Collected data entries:
=-=-=-=-=
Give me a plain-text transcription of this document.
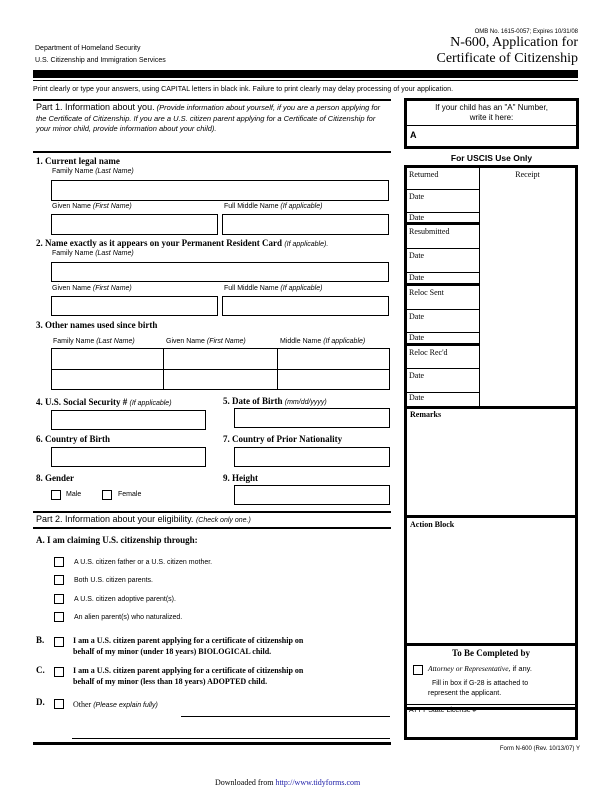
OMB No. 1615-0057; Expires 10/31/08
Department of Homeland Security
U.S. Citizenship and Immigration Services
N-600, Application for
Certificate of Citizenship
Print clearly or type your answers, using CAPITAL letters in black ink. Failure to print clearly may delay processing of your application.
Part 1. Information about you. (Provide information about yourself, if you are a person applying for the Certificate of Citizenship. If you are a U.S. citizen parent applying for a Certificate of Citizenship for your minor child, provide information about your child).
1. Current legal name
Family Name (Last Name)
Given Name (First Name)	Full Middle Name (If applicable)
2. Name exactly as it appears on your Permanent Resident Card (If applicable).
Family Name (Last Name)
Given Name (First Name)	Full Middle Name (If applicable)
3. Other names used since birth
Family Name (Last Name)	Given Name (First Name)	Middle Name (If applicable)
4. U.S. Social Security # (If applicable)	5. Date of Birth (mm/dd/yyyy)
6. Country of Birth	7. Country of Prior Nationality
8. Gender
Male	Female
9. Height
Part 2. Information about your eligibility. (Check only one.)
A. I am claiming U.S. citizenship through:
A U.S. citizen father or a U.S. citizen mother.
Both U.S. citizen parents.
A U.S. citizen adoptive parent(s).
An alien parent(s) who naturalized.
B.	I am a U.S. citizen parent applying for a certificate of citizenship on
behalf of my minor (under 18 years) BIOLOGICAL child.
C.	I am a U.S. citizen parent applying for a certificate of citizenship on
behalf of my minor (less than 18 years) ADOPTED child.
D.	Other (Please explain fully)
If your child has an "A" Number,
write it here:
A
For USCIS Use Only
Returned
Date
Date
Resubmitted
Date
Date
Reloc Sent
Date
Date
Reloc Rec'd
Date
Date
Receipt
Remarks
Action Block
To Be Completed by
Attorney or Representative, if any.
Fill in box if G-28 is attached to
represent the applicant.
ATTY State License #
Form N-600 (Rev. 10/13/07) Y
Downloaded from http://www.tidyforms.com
=-=-=-=-=
> GIVEN INSTRUCTION: From the entries above, pull out each line that includes "behalf".

> RESPONSE:
behalf of my minor (under 18 years) BIOLOGICAL child.
behalf of my minor (less than 18 years) ADOPTED child.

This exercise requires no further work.